■ TASK REQUIREMENTS:
A – How would you sum up the stress echocardiography text in two sentences?
B – Could you print the stress echocardiography text between "Patients with chest" and "to severe ischaemia.", inclusive?

Quantitative Stress Echocardiography to Diagnose Myocardial Ischaemia (DEVISE)

Development, Validation and Implementation of a New Quantitative Stress Echocardiographic Test for Myocardial Ischaemia

Patients with chest pain on exertion need a reliable non-invasive test to identify if they have inducible myocardial ischaemia. This would reduce the use of diagnostic coronary arteriography, avoid its risks and costs, and guide clinical decisions. Conventional stress echocardiography has poor reproducibility because it relies on qualitative and subjective interpretation. Quantitative approaches based on precise and reliable measurements of myocardial velocity, strain, strain rate and global longitudinal strain have been shown to be able to accurately diagnose myocardial ischaemia. A more accurate test using myocardial velocity imaging was not implemented by ultrasound vendors although it provided an objective measurement of myocardial functional reserve on a continuous scale from normality to severe ischaemia.

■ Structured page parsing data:
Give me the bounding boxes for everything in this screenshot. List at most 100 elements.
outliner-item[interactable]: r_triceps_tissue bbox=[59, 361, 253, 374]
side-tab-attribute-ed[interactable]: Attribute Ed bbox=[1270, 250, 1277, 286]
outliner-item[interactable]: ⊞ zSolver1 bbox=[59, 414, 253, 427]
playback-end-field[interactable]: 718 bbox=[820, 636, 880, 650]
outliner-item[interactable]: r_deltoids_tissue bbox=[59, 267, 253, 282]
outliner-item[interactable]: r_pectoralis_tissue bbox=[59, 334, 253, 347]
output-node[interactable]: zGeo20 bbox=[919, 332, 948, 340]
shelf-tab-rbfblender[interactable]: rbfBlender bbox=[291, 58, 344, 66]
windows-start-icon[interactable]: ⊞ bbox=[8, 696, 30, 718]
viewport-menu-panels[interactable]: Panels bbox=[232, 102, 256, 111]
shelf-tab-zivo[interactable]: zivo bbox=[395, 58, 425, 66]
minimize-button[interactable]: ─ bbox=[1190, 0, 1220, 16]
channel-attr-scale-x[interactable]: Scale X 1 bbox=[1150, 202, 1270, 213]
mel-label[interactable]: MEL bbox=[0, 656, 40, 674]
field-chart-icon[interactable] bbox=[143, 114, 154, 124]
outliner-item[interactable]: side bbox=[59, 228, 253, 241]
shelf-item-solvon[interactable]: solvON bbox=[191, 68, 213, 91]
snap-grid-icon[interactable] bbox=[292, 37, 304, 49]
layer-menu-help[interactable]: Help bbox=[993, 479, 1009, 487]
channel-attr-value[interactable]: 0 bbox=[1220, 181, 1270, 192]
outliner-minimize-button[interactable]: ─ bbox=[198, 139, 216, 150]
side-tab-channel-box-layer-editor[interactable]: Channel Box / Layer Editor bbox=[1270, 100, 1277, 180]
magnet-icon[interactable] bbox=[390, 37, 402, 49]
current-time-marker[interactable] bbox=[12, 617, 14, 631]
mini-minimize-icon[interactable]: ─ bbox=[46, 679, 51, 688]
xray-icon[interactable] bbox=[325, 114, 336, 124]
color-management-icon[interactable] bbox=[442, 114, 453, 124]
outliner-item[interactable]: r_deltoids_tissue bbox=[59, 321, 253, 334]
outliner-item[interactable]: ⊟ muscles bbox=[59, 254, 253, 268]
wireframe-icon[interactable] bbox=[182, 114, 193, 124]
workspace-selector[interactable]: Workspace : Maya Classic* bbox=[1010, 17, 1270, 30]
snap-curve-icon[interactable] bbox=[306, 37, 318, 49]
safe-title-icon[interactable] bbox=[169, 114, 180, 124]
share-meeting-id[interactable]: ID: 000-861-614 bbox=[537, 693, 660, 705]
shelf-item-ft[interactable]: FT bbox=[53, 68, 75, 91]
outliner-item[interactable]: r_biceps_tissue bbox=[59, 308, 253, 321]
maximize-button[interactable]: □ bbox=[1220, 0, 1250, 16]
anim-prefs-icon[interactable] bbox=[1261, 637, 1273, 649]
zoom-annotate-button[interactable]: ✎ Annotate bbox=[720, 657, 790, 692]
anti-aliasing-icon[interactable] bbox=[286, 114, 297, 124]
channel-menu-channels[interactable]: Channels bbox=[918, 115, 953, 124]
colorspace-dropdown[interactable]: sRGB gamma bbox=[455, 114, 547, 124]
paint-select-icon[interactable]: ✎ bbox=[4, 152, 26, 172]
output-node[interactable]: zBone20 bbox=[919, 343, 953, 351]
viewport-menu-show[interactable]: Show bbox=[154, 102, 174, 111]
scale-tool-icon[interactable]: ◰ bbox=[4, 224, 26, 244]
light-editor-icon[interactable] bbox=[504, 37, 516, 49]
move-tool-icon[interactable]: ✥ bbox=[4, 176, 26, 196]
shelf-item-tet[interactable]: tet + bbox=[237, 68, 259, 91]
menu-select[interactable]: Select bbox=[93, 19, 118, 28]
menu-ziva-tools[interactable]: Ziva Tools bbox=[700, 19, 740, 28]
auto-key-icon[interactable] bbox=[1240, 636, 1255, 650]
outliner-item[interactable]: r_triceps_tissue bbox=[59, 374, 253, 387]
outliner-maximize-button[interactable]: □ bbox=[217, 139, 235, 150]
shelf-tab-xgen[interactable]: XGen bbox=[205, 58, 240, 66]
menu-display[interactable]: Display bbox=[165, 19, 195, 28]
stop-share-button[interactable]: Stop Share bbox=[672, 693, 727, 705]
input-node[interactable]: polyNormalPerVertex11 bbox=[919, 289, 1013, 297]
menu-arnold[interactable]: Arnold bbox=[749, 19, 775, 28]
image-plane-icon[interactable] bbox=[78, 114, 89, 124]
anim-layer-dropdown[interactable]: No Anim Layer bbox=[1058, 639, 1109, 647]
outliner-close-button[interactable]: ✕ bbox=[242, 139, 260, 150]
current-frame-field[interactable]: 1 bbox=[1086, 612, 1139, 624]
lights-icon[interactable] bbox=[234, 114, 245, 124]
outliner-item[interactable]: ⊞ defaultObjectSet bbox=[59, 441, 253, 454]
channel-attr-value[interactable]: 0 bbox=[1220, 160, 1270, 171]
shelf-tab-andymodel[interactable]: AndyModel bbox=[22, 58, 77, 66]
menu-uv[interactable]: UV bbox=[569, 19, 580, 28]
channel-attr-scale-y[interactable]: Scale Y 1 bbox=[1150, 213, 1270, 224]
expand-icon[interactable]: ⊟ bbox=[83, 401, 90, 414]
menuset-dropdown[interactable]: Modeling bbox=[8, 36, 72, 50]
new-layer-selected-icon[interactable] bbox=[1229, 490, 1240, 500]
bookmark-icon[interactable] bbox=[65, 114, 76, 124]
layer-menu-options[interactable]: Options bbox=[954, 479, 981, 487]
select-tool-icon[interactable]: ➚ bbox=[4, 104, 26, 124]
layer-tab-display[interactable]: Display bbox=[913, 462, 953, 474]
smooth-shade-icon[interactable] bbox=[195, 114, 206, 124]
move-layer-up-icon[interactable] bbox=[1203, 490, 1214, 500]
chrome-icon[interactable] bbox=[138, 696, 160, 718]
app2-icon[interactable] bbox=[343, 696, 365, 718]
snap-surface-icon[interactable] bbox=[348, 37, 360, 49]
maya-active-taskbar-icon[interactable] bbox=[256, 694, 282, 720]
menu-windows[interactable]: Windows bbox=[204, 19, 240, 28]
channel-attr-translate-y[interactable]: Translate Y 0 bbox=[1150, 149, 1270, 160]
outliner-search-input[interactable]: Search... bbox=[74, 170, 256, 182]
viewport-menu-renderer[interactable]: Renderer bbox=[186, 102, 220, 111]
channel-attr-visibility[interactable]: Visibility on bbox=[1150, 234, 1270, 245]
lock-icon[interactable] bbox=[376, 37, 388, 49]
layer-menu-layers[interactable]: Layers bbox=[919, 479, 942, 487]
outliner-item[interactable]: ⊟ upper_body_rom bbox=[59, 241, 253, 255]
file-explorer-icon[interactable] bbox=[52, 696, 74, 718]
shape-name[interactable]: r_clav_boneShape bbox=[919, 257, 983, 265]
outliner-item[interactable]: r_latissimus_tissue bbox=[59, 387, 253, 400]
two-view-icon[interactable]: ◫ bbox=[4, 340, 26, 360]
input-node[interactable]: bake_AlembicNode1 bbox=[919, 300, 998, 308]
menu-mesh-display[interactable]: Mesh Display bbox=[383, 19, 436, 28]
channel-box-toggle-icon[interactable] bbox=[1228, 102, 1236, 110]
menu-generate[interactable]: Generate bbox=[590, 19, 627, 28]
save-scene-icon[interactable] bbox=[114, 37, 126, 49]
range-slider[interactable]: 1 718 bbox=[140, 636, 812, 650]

■ ANSWERS FOR THE EXERCISE:
A – Patients with chest pain on exertion need a reliable non-invasive test for inducible myocardial ischemia, which would reduce the use of diagnostic coronary arteriography, avoid its risks and costs, and guide clinical decisions. Conventional stress echocardiography has poor reproducibility because it relies on subjective interpretation, while quantitative measurements of myocardial velocity, strain, strain rate and global longitudinal strain have been shown to diagnose ischemia accurately, though a more accurate myocardial velocity imaging test was never implemented by ultrasound vendors.

B –
Patients with chest pain on exertion need a reliable non-invasive test to identify if they have inducible myocardial ischaemia. This would reduce the use of diagnostic coronary arteriography, avoid its risks and costs, and guide clinical decisions. Conventional stress echocardiography has poor reproducibility because it relies on qualitative and subjective interpretation. Quantitative approaches based on precise and reliable measurements of myocardial velocity, strain, strain rate and global longitudinal strain have been shown to be able to accurately diagnose myocardial ischaemia. A more accurate test using myocardial velocity imaging was not implemented by ultrasound vendors although it provided an objective measurement of myocardial functional reserve on a continuous scale from normality to severe ischaemia.